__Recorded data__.
>>>

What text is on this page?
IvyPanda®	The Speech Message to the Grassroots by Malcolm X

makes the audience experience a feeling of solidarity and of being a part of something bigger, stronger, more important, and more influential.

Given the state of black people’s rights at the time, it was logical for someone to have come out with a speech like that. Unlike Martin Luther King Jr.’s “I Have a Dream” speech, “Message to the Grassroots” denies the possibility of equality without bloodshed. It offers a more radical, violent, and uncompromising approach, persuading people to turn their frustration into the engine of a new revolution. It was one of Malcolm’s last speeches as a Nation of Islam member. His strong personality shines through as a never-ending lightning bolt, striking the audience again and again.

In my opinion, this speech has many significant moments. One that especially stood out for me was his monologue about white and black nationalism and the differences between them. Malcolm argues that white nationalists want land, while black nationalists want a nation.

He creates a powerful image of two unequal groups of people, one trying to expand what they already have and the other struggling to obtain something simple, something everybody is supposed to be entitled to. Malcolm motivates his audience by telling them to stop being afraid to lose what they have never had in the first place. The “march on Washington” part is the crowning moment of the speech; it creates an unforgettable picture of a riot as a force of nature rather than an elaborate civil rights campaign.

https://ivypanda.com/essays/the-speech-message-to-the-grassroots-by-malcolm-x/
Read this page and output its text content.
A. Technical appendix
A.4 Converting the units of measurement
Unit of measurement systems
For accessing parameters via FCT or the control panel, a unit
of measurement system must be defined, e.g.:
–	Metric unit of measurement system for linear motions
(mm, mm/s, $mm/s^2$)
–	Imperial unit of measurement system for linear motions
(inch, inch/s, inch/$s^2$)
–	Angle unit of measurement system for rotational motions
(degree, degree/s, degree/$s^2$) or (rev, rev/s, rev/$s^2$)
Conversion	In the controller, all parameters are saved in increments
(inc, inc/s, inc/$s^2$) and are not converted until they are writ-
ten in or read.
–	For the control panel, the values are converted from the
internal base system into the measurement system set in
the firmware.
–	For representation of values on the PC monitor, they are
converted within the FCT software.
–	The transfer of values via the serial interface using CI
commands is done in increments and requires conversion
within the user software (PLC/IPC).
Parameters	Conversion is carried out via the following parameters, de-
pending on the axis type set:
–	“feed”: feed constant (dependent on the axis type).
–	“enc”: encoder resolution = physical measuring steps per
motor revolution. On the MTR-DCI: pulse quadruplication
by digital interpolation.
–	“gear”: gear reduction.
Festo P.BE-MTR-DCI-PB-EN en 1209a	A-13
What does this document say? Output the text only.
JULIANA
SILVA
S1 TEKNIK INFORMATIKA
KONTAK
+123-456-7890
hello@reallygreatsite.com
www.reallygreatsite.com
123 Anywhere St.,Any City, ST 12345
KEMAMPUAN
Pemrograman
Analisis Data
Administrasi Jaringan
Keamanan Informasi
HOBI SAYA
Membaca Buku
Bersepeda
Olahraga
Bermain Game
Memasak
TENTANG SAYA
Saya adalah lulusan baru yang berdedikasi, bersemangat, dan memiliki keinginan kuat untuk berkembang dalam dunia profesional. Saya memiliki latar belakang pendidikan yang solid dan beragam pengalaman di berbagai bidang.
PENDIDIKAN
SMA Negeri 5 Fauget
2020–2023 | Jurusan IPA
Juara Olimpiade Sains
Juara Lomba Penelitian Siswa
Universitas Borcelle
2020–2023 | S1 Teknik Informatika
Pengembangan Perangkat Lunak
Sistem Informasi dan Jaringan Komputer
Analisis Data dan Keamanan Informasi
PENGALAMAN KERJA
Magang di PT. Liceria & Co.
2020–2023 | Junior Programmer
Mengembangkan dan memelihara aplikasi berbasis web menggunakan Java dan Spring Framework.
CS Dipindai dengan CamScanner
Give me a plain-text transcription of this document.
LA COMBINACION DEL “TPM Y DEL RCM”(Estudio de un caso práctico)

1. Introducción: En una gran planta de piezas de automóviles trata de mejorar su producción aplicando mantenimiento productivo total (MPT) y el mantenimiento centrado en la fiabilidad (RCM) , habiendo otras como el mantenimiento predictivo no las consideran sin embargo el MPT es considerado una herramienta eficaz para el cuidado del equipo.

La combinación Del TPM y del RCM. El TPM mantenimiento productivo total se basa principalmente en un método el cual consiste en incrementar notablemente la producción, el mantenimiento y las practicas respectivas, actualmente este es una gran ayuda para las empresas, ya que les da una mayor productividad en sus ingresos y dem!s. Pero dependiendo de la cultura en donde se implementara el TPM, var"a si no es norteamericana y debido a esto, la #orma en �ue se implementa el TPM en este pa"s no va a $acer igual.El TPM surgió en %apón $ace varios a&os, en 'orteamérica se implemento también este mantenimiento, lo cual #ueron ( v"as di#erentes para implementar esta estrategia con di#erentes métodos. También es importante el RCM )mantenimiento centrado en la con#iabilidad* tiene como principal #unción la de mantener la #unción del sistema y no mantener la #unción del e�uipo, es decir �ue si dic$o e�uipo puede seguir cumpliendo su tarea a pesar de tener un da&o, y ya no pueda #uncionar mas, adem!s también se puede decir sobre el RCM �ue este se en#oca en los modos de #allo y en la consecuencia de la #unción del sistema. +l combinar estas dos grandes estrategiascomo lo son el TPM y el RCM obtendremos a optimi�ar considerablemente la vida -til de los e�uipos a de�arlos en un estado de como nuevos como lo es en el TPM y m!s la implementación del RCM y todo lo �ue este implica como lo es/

<<<

__Task requirements__. Your task is to print the whole listing again exactly.

__Exercise answer__.
What text is on this page?
IvyPanda®	The Speech Message to the Grassroots by Malcolm X

makes the audience experience a feeling of solidarity and of being a part of something bigger, stronger, more important, and more influential.

Given the state of black people’s rights at the time, it was logical for someone to have come out with a speech like that. Unlike Martin Luther King Jr.’s “I Have a Dream” speech, “Message to the Grassroots” denies the possibility of equality without bloodshed. It offers a more radical, violent, and uncompromising approach, persuading people to turn their frustration into the engine of a new revolution. It was one of Malcolm’s last speeches as a Nation of Islam member. His strong personality shines through as a never-ending lightning bolt, striking the audience again and again.

In my opinion, this speech has many significant moments. One that especially stood out for me was his monologue about white and black nationalism and the differences between them. Malcolm argues that white nationalists want land, while black nationalists want a nation.

He creates a powerful image of two unequal groups of people, one trying to expand what they already have and the other struggling to obtain something simple, something everybody is supposed to be entitled to. Malcolm motivates his audience by telling them to stop being afraid to lose what they have never had in the first place. The “march on Washington” part is the crowning moment of the speech; it creates an unforgettable picture of a riot as a force of nature rather than an elaborate civil rights campaign.

https://ivypanda.com/essays/the-speech-message-to-the-grassroots-by-malcolm-x/
Read this page and output its text content.
A. Technical appendix
A.4 Converting the units of measurement
Unit of measurement systems
For accessing parameters via FCT or the control panel, a unit
of measurement system must be defined, e.g.:
–	Metric unit of measurement system for linear motions
(mm, mm/s, $mm/s^2$)
–	Imperial unit of measurement system for linear motions
(inch, inch/s, inch/$s^2$)
–	Angle unit of measurement system for rotational motions
(degree, degree/s, degree/$s^2$) or (rev, rev/s, rev/$s^2$)
Conversion	In the controller, all parameters are saved in increments
(inc, inc/s, inc/$s^2$) and are not converted until they are writ-
ten in or read.
–	For the control panel, the values are converted from the
internal base system into the measurement system set in
the firmware.
–	For representation of values on the PC monitor, they are
converted within the FCT software.
–	The transfer of values via the serial interface using CI
commands is done in increments and requires conversion
within the user software (PLC/IPC).
Parameters	Conversion is carried out via the following parameters, de-
pending on the axis type set:
–	“feed”: feed constant (dependent on the axis type).
–	“enc”: encoder resolution = physical measuring steps per
motor revolution. On the MTR-DCI: pulse quadruplication
by digital interpolation.
–	“gear”: gear reduction.
Festo P.BE-MTR-DCI-PB-EN en 1209a	A-13
What does this document say? Output the text only.
JULIANA
SILVA
S1 TEKNIK INFORMATIKA
KONTAK
+123-456-7890
hello@reallygreatsite.com
www.reallygreatsite.com
123 Anywhere St.,Any City, ST 12345
KEMAMPUAN
Pemrograman
Analisis Data
Administrasi Jaringan
Keamanan Informasi
HOBI SAYA
Membaca Buku
Bersepeda
Olahraga
Bermain Game
Memasak
TENTANG SAYA
Saya adalah lulusan baru yang berdedikasi, bersemangat, dan memiliki keinginan kuat untuk berkembang dalam dunia profesional. Saya memiliki latar belakang pendidikan yang solid dan beragam pengalaman di berbagai bidang.
PENDIDIKAN
SMA Negeri 5 Fauget
2020–2023 | Jurusan IPA
Juara Olimpiade Sains
Juara Lomba Penelitian Siswa
Universitas Borcelle
2020–2023 | S1 Teknik Informatika
Pengembangan Perangkat Lunak
Sistem Informasi dan Jaringan Komputer
Analisis Data dan Keamanan Informasi
PENGALAMAN KERJA
Magang di PT. Liceria & Co.
2020–2023 | Junior Programmer
Mengembangkan dan memelihara aplikasi berbasis web menggunakan Java dan Spring Framework.
CS Dipindai dengan CamScanner
Give me a plain-text transcription of this document.
LA COMBINACION DEL “TPM Y DEL RCM”(Estudio de un caso práctico)

1. Introducción: En una gran planta de piezas de automóviles trata de mejorar su producción aplicando mantenimiento productivo total (MPT) y el mantenimiento centrado en la fiabilidad (RCM) , habiendo otras como el mantenimiento predictivo no las consideran sin embargo el MPT es considerado una herramienta eficaz para el cuidado del equipo.

La combinación Del TPM y del RCM. El TPM mantenimiento productivo total se basa principalmente en un método el cual consiste en incrementar notablemente la producción, el mantenimiento y las practicas respectivas, actualmente este es una gran ayuda para las empresas, ya que les da una mayor productividad en sus ingresos y dem!s. Pero dependiendo de la cultura en donde se implementara el TPM, var"a si no es norteamericana y debido a esto, la #orma en �ue se implementa el TPM en este pa"s no va a $acer igual.El TPM surgió en %apón $ace varios a&os, en 'orteamérica se implemento también este mantenimiento, lo cual #ueron ( v"as di#erentes para implementar esta estrategia con di#erentes métodos. También es importante el RCM )mantenimiento centrado en la con#iabilidad* tiene como principal #unción la de mantener la #unción del sistema y no mantener la #unción del e�uipo, es decir �ue si dic$o e�uipo puede seguir cumpliendo su tarea a pesar de tener un da&o, y ya no pueda #uncionar mas, adem!s también se puede decir sobre el RCM �ue este se en#oca en los modos de #allo y en la consecuencia de la #unción del sistema. +l combinar estas dos grandes estrategiascomo lo son el TPM y el RCM obtendremos a optimi�ar considerablemente la vida -til de los e�uipos a de�arlos en un estado de como nuevos como lo es en el TPM y m!s la implementación del RCM y todo lo �ue este implica como lo es/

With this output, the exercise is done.